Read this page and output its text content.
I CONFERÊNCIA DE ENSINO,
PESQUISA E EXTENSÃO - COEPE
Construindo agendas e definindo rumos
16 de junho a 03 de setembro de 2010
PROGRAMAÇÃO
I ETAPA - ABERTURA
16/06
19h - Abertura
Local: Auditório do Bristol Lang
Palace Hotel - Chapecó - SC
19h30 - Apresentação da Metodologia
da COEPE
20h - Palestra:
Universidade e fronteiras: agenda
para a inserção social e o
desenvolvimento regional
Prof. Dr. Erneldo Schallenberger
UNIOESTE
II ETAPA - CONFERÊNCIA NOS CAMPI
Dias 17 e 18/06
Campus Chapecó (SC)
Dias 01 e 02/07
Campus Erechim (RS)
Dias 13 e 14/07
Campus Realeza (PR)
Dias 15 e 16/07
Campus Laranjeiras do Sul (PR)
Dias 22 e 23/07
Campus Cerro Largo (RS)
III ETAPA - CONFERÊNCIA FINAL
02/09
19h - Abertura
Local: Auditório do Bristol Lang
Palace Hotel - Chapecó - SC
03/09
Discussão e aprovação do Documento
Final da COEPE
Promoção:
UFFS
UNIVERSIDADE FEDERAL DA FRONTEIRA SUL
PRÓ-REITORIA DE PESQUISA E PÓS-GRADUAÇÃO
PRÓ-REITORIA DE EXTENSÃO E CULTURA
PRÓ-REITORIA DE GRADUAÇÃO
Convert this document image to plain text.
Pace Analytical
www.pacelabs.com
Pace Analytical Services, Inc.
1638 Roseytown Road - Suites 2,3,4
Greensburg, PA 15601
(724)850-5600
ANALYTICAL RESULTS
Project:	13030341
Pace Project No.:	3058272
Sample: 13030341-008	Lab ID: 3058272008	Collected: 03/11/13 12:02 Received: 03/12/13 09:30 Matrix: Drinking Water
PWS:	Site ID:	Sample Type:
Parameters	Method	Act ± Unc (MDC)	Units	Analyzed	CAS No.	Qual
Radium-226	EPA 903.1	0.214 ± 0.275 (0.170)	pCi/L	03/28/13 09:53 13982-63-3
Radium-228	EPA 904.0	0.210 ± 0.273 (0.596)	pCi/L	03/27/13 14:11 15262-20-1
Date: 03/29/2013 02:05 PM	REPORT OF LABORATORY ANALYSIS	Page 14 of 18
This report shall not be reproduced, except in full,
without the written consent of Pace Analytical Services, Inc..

§ **WHAT NEEDS TO BE DONE**
Extract the data exactly as given.

§ **TASK RESPONSE**
Read this page and output its text content.
I CONFERÊNCIA DE ENSINO,
PESQUISA E EXTENSÃO - COEPE
Construindo agendas e definindo rumos
16 de junho a 03 de setembro de 2010
PROGRAMAÇÃO
I ETAPA - ABERTURA
16/06
19h - Abertura
Local: Auditório do Bristol Lang
Palace Hotel - Chapecó - SC
19h30 - Apresentação da Metodologia
da COEPE
20h - Palestra:
Universidade e fronteiras: agenda
para a inserção social e o
desenvolvimento regional
Prof. Dr. Erneldo Schallenberger
UNIOESTE
II ETAPA - CONFERÊNCIA NOS CAMPI
Dias 17 e 18/06
Campus Chapecó (SC)
Dias 01 e 02/07
Campus Erechim (RS)
Dias 13 e 14/07
Campus Realeza (PR)
Dias 15 e 16/07
Campus Laranjeiras do Sul (PR)
Dias 22 e 23/07
Campus Cerro Largo (RS)
III ETAPA - CONFERÊNCIA FINAL
02/09
19h - Abertura
Local: Auditório do Bristol Lang
Palace Hotel - Chapecó - SC
03/09
Discussão e aprovação do Documento
Final da COEPE
Promoção:
UFFS
UNIVERSIDADE FEDERAL DA FRONTEIRA SUL
PRÓ-REITORIA DE PESQUISA E PÓS-GRADUAÇÃO
PRÓ-REITORIA DE EXTENSÃO E CULTURA
PRÓ-REITORIA DE GRADUAÇÃO
Convert this document image to plain text.
Pace Analytical
www.pacelabs.com
Pace Analytical Services, Inc.
1638 Roseytown Road - Suites 2,3,4
Greensburg, PA 15601
(724)850-5600
ANALYTICAL RESULTS
Project:	13030341
Pace Project No.:	3058272
Sample: 13030341-008	Lab ID: 3058272008	Collected: 03/11/13 12:02 Received: 03/12/13 09:30 Matrix: Drinking Water
PWS:	Site ID:	Sample Type:
Parameters	Method	Act ± Unc (MDC)	Units	Analyzed	CAS No.	Qual
Radium-226	EPA 903.1	0.214 ± 0.275 (0.170)	pCi/L	03/28/13 09:53 13982-63-3
Radium-228	EPA 904.0	0.210 ± 0.273 (0.596)	pCi/L	03/27/13 14:11 15262-20-1
Date: 03/29/2013 02:05 PM	REPORT OF LABORATORY ANALYSIS	Page 14 of 18
This report shall not be reproduced, except in full,
without the written consent of Pace Analytical Services, Inc..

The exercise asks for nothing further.